# [EXERCISE MATERIAL]
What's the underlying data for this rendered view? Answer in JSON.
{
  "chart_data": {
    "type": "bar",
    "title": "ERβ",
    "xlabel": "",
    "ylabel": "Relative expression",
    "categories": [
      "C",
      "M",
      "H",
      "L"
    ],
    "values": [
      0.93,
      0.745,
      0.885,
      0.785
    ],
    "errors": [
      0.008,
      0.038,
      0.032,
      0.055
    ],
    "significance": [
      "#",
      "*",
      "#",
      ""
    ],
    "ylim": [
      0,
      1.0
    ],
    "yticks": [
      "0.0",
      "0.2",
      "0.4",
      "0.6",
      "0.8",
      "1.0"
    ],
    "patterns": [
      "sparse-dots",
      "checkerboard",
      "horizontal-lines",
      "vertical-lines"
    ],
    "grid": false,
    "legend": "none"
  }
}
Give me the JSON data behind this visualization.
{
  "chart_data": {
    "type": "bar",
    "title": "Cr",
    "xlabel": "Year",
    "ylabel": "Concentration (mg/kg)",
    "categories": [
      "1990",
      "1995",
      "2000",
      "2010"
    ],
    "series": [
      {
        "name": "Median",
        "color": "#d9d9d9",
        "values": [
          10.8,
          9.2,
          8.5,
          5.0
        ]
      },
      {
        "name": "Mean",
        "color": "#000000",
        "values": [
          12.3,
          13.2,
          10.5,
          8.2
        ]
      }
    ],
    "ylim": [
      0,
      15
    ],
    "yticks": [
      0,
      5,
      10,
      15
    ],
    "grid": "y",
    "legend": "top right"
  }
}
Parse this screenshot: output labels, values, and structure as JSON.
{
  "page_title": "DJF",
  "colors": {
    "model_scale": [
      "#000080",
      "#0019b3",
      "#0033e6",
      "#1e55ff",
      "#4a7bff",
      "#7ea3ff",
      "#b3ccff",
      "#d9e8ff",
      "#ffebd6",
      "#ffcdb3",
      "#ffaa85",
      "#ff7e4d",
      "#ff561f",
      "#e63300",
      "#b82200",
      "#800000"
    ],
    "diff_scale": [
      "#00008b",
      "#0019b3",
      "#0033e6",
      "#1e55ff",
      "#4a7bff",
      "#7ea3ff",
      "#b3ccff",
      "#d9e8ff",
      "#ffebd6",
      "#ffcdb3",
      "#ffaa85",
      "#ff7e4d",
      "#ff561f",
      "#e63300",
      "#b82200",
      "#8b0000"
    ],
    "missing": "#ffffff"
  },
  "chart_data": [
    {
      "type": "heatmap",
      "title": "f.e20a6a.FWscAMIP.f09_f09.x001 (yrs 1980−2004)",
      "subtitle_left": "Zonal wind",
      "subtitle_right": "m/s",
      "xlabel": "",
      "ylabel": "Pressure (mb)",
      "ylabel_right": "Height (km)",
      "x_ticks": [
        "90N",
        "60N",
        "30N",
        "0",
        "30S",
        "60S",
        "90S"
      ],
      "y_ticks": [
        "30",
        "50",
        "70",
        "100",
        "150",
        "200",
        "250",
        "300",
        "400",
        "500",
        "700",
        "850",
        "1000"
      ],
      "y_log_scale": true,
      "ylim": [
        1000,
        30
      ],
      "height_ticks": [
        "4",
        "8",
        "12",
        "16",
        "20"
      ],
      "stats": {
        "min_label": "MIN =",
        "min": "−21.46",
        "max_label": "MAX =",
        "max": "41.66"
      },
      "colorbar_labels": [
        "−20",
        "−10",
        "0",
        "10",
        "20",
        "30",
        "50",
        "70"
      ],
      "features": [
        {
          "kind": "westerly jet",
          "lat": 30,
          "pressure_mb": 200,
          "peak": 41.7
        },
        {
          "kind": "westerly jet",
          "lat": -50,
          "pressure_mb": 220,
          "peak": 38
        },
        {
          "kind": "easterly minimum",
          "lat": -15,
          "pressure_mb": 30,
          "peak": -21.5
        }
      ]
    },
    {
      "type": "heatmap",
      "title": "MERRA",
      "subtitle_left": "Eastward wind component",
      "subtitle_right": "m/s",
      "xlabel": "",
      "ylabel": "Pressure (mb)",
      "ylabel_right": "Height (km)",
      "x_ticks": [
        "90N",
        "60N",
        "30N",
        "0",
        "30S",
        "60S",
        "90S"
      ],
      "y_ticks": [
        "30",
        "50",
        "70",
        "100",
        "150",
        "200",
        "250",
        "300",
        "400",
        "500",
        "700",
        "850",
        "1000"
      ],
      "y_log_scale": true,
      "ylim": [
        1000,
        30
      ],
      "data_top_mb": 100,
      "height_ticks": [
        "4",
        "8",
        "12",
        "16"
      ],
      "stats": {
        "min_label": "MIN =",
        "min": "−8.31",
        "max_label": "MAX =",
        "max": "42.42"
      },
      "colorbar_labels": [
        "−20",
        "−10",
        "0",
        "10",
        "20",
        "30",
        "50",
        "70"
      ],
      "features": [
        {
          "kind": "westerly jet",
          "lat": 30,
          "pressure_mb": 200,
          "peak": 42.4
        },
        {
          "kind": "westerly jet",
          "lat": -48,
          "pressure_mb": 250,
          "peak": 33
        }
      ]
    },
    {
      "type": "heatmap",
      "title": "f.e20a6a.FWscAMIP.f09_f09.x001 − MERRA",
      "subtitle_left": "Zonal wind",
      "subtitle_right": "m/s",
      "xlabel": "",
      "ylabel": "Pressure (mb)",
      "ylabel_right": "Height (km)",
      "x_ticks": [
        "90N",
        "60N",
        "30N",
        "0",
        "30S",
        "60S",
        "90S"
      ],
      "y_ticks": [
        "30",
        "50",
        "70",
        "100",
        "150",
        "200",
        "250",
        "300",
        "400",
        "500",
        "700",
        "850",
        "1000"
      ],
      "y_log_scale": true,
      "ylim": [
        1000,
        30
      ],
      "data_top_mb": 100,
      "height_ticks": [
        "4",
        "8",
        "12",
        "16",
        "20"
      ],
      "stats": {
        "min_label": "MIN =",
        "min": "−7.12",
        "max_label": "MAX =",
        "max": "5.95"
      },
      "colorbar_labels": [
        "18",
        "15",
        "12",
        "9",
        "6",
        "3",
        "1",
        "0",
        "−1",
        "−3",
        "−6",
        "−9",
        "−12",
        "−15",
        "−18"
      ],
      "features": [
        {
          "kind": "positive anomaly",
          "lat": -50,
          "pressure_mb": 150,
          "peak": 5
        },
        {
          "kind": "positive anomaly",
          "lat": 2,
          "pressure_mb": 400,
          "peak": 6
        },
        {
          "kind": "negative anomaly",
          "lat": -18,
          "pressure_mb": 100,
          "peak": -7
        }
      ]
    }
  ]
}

# [WHAT YOU HAVE TO DO]
Find every line in the records that contains the word "MERRA"; copy those lines.

# [COMPLETE ANSWER]
      "title": "MERRA",
      "title": "f.e20a6a.FWscAMIP.f09_f09.x001 − MERRA",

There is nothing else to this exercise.